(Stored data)
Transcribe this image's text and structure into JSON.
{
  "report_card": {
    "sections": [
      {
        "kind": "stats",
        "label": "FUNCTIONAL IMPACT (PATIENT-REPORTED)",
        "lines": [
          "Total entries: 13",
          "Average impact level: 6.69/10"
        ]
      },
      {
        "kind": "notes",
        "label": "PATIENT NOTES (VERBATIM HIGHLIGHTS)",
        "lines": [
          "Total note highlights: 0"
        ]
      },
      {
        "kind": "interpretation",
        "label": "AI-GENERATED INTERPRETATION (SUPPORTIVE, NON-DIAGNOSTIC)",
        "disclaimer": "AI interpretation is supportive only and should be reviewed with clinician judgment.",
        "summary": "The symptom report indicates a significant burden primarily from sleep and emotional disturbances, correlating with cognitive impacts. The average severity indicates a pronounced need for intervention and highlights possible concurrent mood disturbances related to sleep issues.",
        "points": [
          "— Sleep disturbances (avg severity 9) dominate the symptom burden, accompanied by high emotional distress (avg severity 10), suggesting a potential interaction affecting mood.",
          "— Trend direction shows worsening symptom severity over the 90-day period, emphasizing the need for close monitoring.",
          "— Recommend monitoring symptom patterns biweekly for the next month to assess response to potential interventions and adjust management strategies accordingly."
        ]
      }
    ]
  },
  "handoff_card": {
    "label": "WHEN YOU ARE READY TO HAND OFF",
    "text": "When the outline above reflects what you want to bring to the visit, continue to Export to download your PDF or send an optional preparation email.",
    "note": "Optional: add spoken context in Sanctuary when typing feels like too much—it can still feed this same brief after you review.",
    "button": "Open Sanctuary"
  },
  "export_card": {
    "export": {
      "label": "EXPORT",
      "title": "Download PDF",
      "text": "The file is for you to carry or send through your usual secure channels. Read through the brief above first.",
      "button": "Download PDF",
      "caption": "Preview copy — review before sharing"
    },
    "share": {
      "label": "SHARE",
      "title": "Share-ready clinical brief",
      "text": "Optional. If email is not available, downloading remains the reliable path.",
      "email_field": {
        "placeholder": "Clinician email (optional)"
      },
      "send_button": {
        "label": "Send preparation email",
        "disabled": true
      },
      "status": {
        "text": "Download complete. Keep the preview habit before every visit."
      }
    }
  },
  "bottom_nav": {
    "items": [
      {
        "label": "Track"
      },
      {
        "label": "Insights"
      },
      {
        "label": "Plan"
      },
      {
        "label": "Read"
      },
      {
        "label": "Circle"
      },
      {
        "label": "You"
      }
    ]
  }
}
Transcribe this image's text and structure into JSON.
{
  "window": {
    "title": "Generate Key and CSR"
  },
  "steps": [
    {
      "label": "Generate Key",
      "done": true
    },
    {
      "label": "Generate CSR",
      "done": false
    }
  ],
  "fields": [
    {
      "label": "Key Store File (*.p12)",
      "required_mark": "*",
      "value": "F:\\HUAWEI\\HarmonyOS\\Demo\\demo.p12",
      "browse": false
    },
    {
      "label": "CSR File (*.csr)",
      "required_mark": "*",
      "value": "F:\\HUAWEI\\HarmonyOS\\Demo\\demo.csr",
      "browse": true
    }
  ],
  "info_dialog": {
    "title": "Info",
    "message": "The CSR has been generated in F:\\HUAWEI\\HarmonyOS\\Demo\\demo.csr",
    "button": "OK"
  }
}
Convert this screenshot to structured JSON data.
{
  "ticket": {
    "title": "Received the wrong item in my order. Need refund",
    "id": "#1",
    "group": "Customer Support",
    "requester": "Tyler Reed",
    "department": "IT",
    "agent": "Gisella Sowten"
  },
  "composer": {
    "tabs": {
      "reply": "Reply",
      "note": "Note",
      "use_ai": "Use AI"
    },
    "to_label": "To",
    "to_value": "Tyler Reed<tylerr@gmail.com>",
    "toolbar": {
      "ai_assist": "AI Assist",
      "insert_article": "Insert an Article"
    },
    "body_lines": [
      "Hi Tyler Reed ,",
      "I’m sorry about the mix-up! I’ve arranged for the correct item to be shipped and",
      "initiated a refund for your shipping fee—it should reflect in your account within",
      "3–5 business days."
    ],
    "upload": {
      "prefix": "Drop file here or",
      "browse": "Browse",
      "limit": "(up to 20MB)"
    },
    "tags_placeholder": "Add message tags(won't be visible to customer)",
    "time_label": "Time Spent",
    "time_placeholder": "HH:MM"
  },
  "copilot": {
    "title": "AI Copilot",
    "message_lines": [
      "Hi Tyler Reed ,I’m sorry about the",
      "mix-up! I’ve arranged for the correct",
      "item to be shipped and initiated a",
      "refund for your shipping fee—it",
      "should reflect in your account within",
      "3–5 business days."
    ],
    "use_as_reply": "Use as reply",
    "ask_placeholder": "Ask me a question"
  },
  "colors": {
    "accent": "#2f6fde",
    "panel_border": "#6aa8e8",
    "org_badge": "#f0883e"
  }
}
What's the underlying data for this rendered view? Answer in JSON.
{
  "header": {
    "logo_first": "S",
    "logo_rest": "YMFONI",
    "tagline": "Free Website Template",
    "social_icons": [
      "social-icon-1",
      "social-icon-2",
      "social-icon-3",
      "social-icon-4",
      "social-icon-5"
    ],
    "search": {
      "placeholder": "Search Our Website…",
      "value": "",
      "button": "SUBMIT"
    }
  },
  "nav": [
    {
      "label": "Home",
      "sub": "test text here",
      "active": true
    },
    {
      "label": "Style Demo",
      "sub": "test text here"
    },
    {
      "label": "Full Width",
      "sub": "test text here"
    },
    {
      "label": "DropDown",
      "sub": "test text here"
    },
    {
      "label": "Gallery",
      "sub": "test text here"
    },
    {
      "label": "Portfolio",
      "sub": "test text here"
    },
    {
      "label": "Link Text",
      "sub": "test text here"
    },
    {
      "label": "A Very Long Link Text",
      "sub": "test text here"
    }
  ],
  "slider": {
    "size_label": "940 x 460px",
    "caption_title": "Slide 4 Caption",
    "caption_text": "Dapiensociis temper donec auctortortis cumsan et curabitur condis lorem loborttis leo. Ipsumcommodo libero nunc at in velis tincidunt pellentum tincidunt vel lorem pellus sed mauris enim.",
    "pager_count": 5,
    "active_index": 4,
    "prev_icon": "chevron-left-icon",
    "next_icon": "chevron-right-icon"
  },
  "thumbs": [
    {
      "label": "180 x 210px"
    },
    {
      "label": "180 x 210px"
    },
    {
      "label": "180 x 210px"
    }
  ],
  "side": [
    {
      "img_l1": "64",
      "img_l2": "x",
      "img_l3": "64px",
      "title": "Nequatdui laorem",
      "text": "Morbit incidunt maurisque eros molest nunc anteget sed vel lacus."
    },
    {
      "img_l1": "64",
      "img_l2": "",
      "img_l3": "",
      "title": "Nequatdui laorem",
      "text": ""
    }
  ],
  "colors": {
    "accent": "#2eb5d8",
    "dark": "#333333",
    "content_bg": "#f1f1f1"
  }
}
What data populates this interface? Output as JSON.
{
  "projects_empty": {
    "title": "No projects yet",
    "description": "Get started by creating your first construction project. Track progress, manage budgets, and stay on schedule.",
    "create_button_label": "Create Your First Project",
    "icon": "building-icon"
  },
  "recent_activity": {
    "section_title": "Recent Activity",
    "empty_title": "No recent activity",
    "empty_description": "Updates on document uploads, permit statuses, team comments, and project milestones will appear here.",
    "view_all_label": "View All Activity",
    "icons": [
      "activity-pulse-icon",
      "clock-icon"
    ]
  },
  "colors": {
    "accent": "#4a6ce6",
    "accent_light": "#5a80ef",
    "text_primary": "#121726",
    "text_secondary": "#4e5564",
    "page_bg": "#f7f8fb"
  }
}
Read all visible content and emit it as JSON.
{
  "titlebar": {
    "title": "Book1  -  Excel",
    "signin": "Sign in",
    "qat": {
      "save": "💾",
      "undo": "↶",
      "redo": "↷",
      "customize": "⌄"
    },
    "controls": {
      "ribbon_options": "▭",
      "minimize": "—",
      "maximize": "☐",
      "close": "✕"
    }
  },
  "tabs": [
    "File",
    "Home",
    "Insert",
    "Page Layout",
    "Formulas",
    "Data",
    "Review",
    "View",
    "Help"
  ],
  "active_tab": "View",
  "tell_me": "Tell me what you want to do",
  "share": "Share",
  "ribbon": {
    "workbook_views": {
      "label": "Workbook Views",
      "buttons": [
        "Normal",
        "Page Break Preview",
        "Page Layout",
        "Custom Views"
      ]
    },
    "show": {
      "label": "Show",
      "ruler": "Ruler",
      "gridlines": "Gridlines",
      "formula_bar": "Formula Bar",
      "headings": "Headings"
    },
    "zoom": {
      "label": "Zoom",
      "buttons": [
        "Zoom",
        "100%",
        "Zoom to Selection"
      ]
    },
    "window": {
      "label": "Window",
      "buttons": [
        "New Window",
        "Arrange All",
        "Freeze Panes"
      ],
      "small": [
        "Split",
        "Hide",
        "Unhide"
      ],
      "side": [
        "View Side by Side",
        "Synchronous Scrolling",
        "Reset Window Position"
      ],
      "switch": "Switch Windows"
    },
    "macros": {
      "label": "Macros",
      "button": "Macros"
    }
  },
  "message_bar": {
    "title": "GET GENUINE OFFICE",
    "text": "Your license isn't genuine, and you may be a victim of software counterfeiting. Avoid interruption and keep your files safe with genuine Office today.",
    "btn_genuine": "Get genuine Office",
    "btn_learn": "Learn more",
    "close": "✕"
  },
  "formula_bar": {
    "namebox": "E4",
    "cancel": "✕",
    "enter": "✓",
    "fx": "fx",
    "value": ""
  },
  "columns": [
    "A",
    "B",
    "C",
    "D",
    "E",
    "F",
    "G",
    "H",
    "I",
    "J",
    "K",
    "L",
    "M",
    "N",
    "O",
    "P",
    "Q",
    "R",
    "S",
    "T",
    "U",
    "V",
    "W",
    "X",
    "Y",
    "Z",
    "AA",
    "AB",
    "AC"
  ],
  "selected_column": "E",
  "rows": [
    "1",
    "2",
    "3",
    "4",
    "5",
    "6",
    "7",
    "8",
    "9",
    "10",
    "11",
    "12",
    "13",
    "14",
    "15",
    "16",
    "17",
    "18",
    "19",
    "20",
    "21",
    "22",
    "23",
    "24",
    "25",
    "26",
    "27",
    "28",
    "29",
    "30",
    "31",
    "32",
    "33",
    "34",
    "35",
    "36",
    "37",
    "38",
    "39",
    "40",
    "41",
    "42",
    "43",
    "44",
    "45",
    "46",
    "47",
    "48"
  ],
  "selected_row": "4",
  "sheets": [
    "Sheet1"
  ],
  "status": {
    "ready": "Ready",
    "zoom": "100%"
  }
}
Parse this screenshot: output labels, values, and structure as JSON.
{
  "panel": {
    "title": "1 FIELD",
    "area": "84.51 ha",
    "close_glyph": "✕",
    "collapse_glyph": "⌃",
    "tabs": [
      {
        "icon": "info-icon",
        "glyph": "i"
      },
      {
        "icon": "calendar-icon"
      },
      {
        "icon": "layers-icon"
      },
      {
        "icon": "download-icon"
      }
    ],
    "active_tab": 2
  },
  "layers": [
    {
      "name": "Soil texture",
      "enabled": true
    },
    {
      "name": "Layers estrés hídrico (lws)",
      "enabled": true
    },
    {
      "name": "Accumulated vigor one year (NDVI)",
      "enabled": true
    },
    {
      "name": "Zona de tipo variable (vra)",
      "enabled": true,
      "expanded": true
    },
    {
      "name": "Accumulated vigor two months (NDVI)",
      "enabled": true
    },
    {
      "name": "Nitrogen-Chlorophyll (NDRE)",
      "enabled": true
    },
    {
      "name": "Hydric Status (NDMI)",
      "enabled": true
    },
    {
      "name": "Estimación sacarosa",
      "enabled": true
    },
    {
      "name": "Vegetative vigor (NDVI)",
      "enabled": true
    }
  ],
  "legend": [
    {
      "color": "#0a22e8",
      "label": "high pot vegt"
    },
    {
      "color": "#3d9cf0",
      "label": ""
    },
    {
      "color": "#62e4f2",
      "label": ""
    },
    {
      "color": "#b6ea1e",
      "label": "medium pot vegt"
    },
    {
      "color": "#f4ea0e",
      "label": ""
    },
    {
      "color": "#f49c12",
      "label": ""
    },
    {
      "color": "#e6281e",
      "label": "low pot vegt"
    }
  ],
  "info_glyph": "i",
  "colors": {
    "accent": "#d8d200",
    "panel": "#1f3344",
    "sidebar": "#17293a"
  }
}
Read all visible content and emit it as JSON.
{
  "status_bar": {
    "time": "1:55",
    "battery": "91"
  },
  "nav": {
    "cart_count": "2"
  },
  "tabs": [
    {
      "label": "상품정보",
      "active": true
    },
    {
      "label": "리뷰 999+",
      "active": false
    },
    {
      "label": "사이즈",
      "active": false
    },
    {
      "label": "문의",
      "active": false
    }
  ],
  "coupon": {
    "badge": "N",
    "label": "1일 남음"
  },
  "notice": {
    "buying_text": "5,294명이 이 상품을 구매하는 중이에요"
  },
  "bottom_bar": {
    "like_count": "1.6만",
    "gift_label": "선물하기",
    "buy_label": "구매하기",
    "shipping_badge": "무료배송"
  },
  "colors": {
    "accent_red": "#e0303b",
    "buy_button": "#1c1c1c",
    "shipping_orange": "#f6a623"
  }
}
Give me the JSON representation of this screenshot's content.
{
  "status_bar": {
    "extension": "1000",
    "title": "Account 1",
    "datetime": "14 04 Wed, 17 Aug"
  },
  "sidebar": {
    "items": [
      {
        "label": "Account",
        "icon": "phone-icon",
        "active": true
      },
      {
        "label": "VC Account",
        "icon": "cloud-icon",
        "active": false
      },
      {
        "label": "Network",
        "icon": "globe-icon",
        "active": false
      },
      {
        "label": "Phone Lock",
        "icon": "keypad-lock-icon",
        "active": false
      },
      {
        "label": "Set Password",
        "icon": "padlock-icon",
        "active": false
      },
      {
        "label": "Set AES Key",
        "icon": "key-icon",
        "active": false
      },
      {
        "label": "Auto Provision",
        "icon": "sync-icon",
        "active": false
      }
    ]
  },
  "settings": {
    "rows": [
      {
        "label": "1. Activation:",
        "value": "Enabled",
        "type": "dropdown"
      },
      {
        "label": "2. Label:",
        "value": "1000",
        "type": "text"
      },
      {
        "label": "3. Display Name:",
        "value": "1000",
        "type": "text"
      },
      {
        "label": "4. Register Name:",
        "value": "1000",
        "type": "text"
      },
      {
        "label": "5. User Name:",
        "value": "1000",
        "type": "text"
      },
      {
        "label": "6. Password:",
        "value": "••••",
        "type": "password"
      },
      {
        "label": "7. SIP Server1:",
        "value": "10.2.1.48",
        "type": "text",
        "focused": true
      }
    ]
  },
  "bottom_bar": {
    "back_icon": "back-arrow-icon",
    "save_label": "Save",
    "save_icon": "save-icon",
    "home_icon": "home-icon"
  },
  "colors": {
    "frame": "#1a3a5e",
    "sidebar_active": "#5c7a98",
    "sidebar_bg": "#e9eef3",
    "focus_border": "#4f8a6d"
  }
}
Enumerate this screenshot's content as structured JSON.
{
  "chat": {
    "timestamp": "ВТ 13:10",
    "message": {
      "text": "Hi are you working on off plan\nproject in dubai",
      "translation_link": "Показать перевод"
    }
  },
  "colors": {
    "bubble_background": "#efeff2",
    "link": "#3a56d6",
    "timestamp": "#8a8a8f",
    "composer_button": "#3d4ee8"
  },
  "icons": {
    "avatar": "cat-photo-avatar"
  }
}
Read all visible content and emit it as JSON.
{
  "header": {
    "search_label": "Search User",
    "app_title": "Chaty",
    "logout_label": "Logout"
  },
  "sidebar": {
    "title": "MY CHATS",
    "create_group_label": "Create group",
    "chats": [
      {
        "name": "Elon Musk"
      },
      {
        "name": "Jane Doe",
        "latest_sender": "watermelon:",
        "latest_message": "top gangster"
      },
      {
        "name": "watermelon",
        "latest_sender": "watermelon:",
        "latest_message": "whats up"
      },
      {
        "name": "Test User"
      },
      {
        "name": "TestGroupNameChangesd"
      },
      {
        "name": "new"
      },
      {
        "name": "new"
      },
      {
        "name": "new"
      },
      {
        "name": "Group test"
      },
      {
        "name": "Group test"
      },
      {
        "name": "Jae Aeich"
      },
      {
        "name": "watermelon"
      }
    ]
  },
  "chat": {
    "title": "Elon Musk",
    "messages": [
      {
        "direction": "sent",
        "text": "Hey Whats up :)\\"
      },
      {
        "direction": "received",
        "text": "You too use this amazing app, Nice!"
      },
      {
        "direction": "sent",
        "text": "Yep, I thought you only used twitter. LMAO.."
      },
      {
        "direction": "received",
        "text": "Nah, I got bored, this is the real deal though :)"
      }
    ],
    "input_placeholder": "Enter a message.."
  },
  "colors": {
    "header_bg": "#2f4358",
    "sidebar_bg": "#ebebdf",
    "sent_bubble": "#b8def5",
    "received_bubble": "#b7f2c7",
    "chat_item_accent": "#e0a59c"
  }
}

Short exercise: Select all lines with the word "monitoring" from the entries above.

Full output:
          "— Trend direction shows worsening symptom severity over the 90-day period, emphasizing the need for close monitoring.",
          "— Recommend monitoring symptom patterns biweekly for the next month to assess response to potential interventions and adjust management strategies accordingly."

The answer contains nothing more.